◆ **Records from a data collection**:

┏━━

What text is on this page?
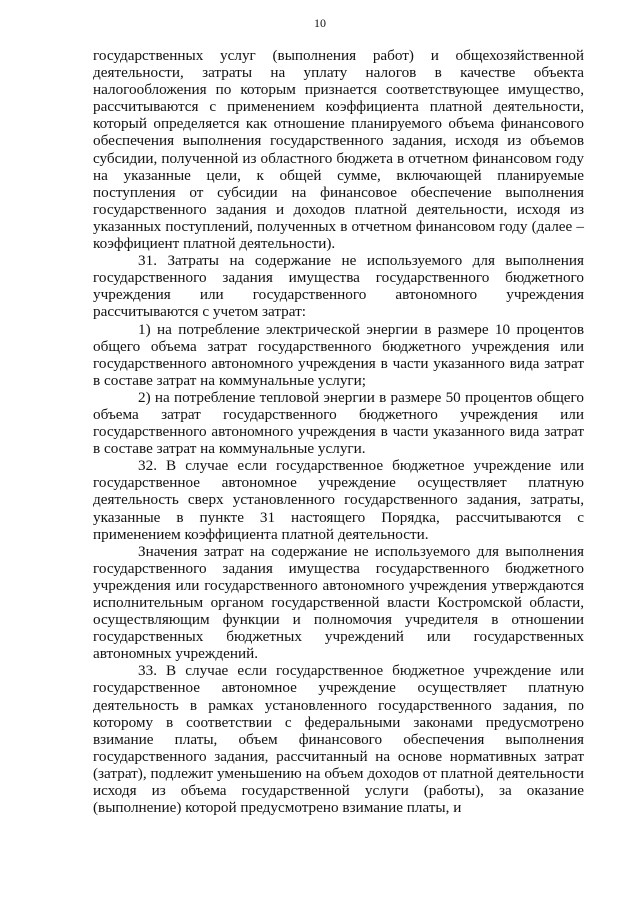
10

государственных услуг (выполнения работ) и общехозяйственной деятельности, затраты на уплату налогов в качестве объекта налогообложения по которым признается соответствующее имущество, рассчитываются с применением коэффициента платной деятельности, который определяется как отношение планируемого объема финансового обеспечения выполнения государственного задания, исходя из объемов субсидии, полученной из областного бюджета в отчетном финансовом году на указанные цели, к общей сумме, включающей планируемые поступления от субсидии на финансовое обеспечение выполнения государственного задания и доходов платной деятельности, исходя из указанных поступлений, полученных в отчетном финансовом году (далее – коэффициент платной деятельности).

31. Затраты на содержание не используемого для выполнения государственного задания имущества государственного бюджетного учреждения или государственного автономного учреждения рассчитываются с учетом затрат:

1) на потребление электрической энергии в размере 10 процентов общего объема затрат государственного бюджетного учреждения или государственного автономного учреждения в части указанного вида затрат в составе затрат на коммунальные услуги;

2) на потребление тепловой энергии в размере 50 процентов общего объема затрат государственного бюджетного учреждения или государственного автономного учреждения в части указанного вида затрат в составе затрат на коммунальные услуги.

32. В случае если государственное бюджетное учреждение или государственное автономное учреждение осуществляет платную деятельность сверх установленного государственного задания, затраты, указанные в пункте 31 настоящего Порядка, рассчитываются с применением коэффициента платной деятельности.

Значения затрат на содержание не используемого для выполнения государственного задания имущества государственного бюджетного учреждения или государственного автономного учреждения утверждаются исполнительным органом государственной власти Костромской области, осуществляющим функции и полномочия учредителя в отношении государственных бюджетных учреждений или государственных автономных учреждений.

33. В случае если государственное бюджетное учреждение или государственное автономное учреждение осуществляет платную деятельность в рамках установленного государственного задания, по которому в соответствии с федеральными законами предусмотрено взимание платы, объем финансового обеспечения выполнения государственного задания, рассчитанный на основе нормативных затрат (затрат), подлежит уменьшению на объем доходов от платной деятельности исходя из объема государственной услуги (работы), за оказание (выполнение) которой предусмотрено взимание платы, и
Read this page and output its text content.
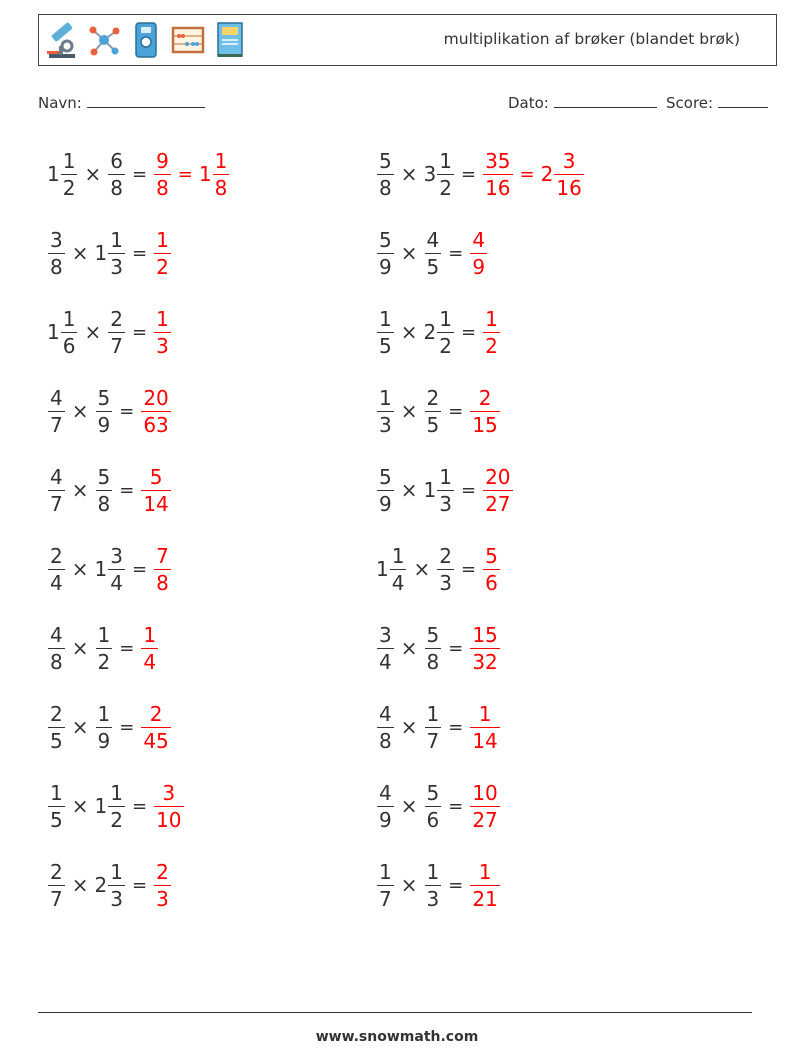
multiplikation af brøker (blandet brøk)
Navn:	Dato:	Score:
$1 \frac{1}{2} \times \frac{6}{8} = \frac{9}{8} = 1 \frac{1}{8}$	$\frac{5}{8} \times 3 \frac{1}{2} = \frac{35}{16} = 2 \frac{3}{16}$
$\frac{3}{8} \times 1 \frac{1}{3} = \frac{1}{2}$	$\frac{5}{9} \times \frac{4}{5} = \frac{4}{9}$
$1 \frac{1}{6} \times \frac{2}{7} = \frac{1}{3}$	$\frac{1}{5} \times 2 \frac{1}{2} = \frac{1}{2}$
$\frac{4}{7} \times \frac{5}{9} = \frac{20}{63}$	$\frac{1}{3} \times \frac{2}{5} = \frac{2}{15}$
$\frac{4}{7} \times \frac{5}{8} = \frac{5}{14}$	$\frac{5}{9} \times 1 \frac{1}{3} = \frac{20}{27}$
$\frac{2}{4} \times 1 \frac{3}{4} = \frac{7}{8}$	$1 \frac{1}{4} \times \frac{2}{3} = \frac{5}{6}$
$\frac{4}{8} \times \frac{1}{2} = \frac{1}{4}$	$\frac{3}{4} \times \frac{5}{8} = \frac{15}{32}$
$\frac{2}{5} \times \frac{1}{9} = \frac{2}{45}$	$\frac{4}{8} \times \frac{1}{7} = \frac{1}{14}$
$\frac{1}{5} \times 1 \frac{1}{2} = \frac{3}{10}$	$\frac{4}{9} \times \frac{5}{6} = \frac{10}{27}$
$\frac{2}{7} \times 2 \frac{1}{3} = \frac{2}{3}$	$\frac{1}{7} \times \frac{1}{3} = \frac{1}{21}$
www.snowmath.com
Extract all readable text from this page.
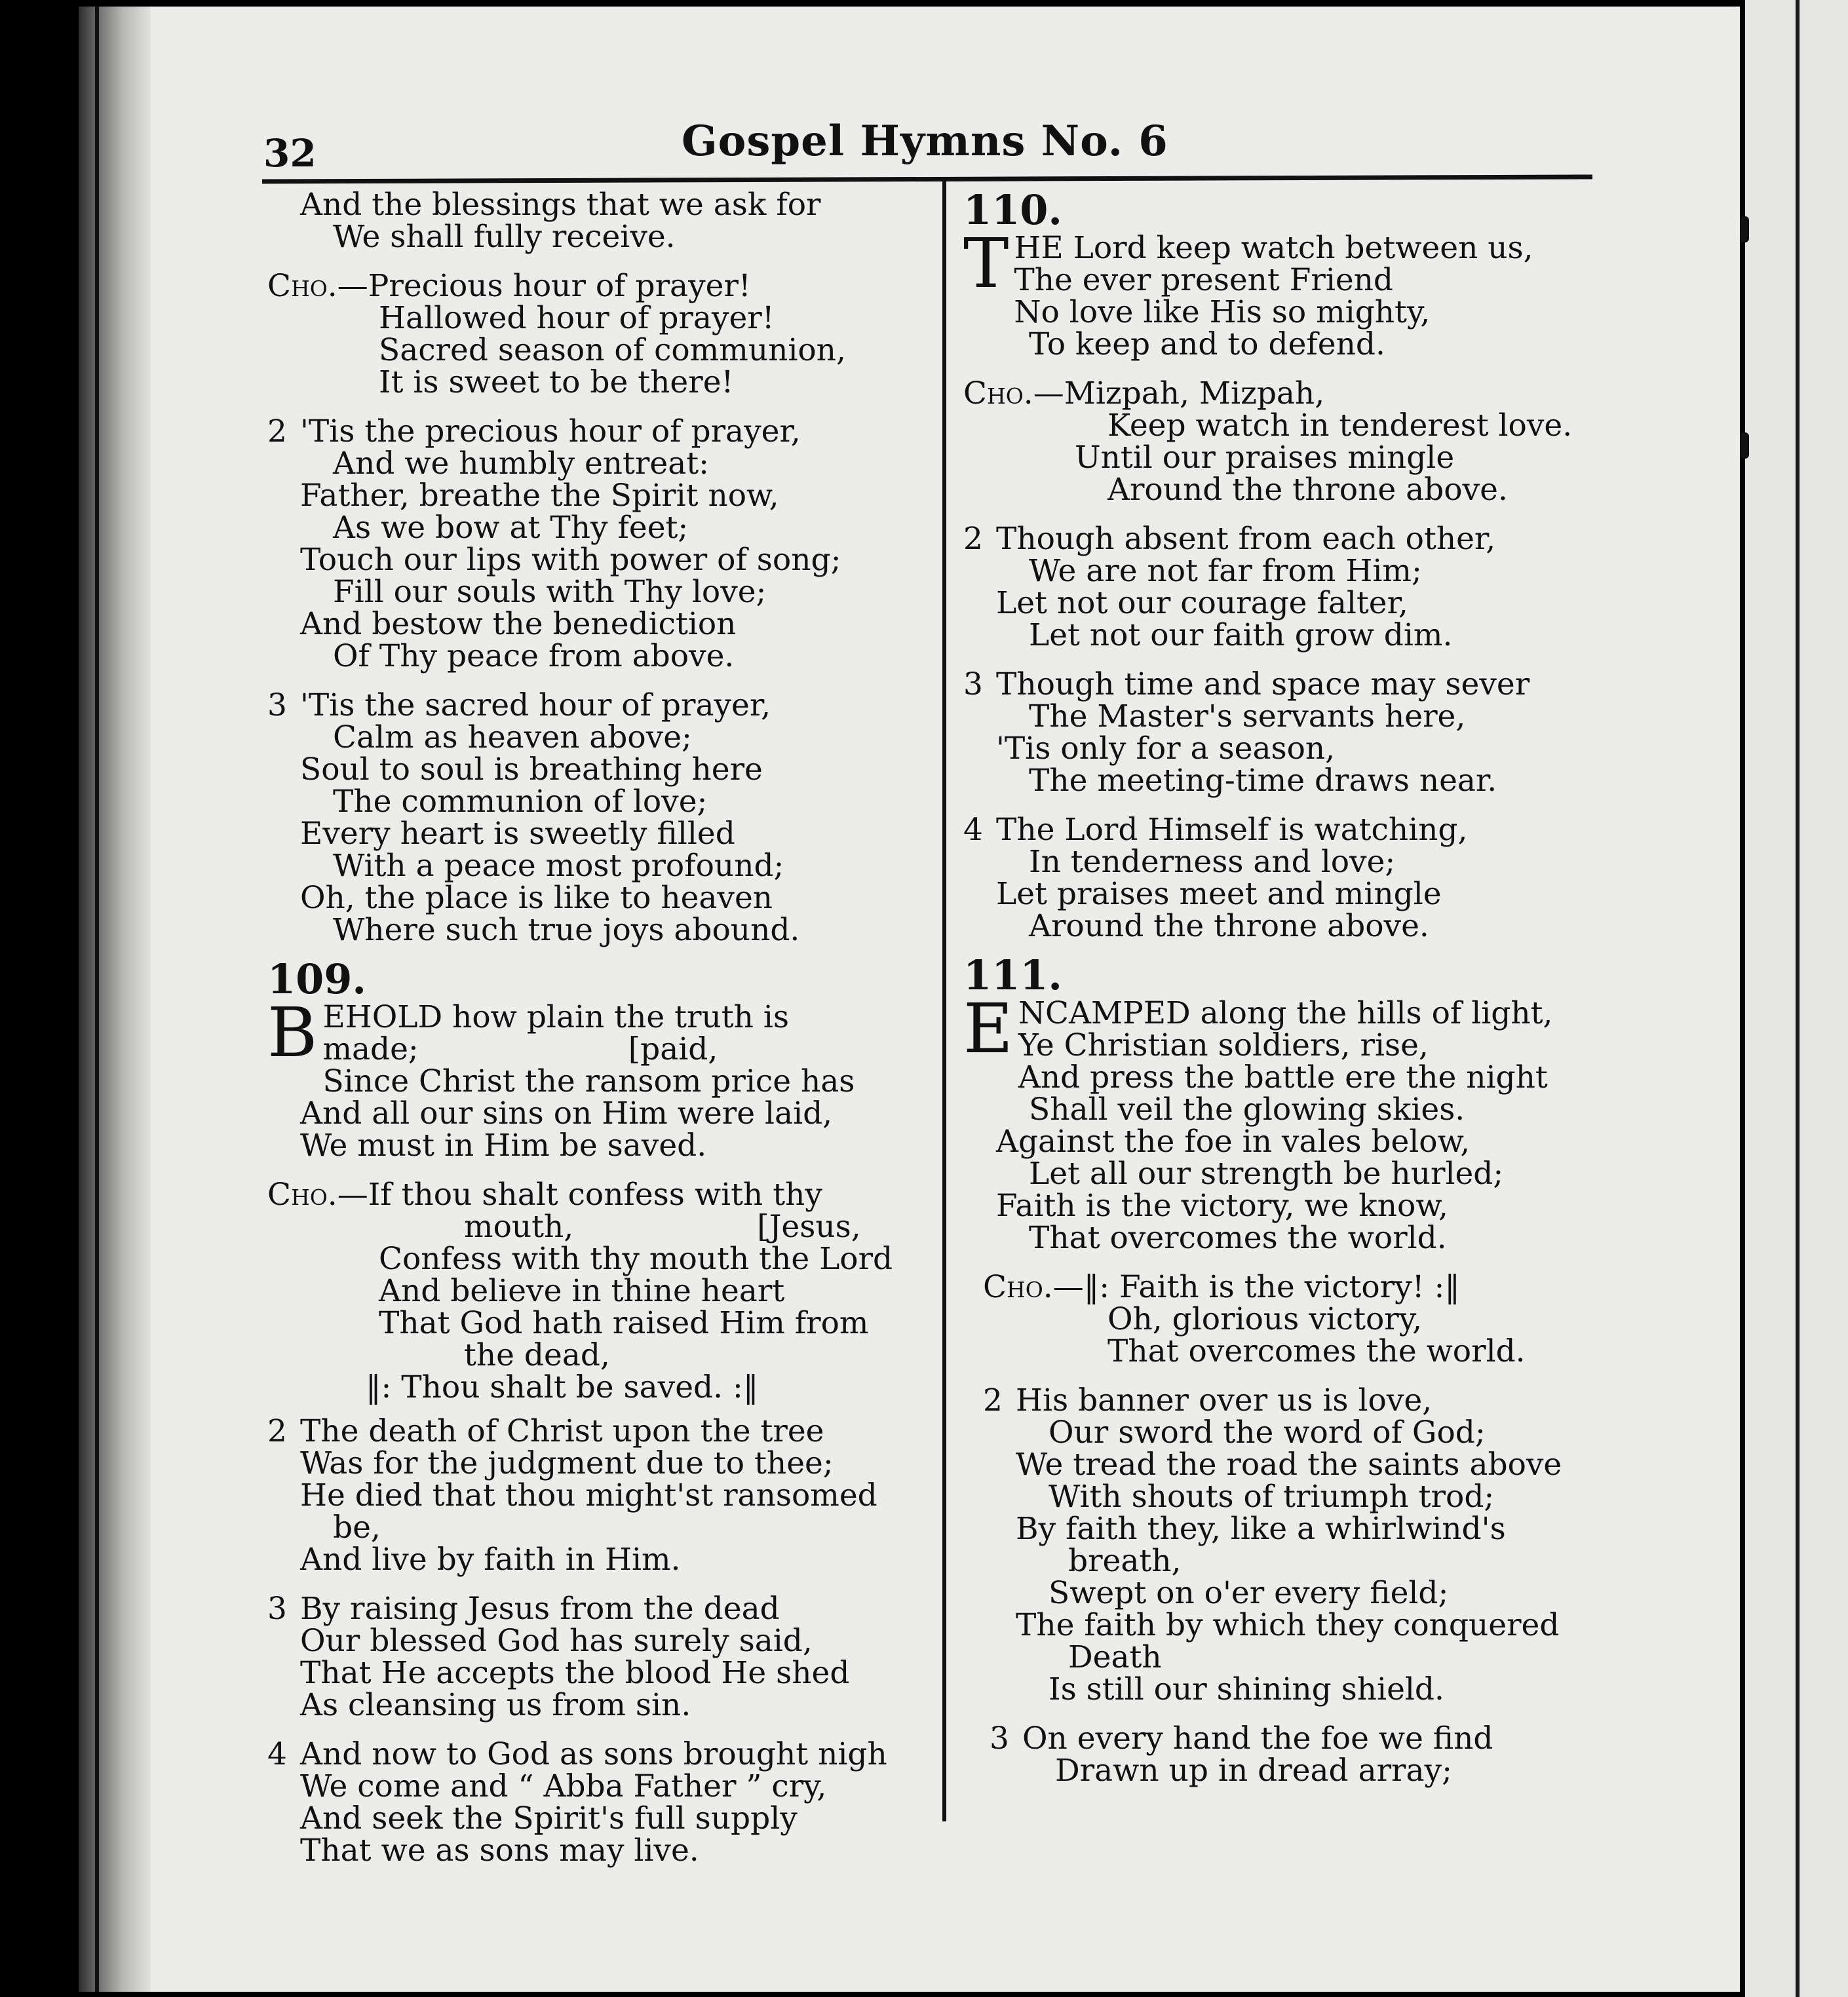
32	Gospel Hymns No. 6
And the blessings that we ask for
We shall fully receive.
Cho.—Precious hour of prayer!
Hallowed hour of prayer!
Sacred season of communion,
It is sweet to be there!
2 'Tis the precious hour of prayer,
And we humbly entreat:
Father, breathe the Spirit now,
As we bow at Thy feet;
Touch our lips with power of song;
Fill our souls with Thy love;
And bestow the benediction
Of Thy peace from above.
3 'Tis the sacred hour of prayer,
Calm as heaven above;
Soul to soul is breathing here
The communion of love;
Every heart is sweetly filled
With a peace most profound;
Oh, the place is like to heaven
Where such true joys abound.
109.
B EHOLD how plain the truth is
made;	[paid,
Since Christ the ransom price has
And all our sins on Him were laid,
We must in Him be saved.
Cho.—If thou shalt confess with thy
mouth,	[Jesus,
Confess with thy mouth the Lord
And believe in thine heart
That God hath raised Him from
the dead,
‖: Thou shalt be saved. :‖
2 The death of Christ upon the tree
Was for the judgment due to thee;
He died that thou might'st ransomed
be,
And live by faith in Him.
3 By raising Jesus from the dead
Our blessed God has surely said,
That He accepts the blood He shed
As cleansing us from sin.
4 And now to God as sons brought nigh
We come and “ Abba Father ” cry,
And seek the Spirit's full supply
That we as sons may live.
110.
T HE Lord keep watch between us,
The ever present Friend
No love like His so mighty,
To keep and to defend.
Cho.—Mizpah, Mizpah,
Keep watch in tenderest love.
Until our praises mingle
Around the throne above.
2 Though absent from each other,
We are not far from Him;
Let not our courage falter,
Let not our faith grow dim.
3 Though time and space may sever
The Master's servants here,
'Tis only for a season,
The meeting-time draws near.
4 The Lord Himself is watching,
In tenderness and love;
Let praises meet and mingle
Around the throne above.
111.
E NCAMPED along the hills of light,
Ye Christian soldiers, rise,
And press the battle ere the night
Shall veil the glowing skies.
Against the foe in vales below,
Let all our strength be hurled;
Faith is the victory, we know,
That overcomes the world.
Cho.—‖: Faith is the victory! :‖
Oh, glorious victory,
That overcomes the world.
2 His banner over us is love,
Our sword the word of God;
We tread the road the saints above
With shouts of triumph trod;
By faith they, like a whirlwind's
breath,
Swept on o'er every field;
The faith by which they conquered
Death
Is still our shining shield.
3 On every hand the foe we find
Drawn up in dread array;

┗━━

◆ **Description of the task**:
Wherever the word "above" occurs in a line of the listing, copy that line.

◆ **Answer**:
Of Thy peace from above.
Calm as heaven above;
Around the throne above.
Around the throne above.
We tread the road the saints above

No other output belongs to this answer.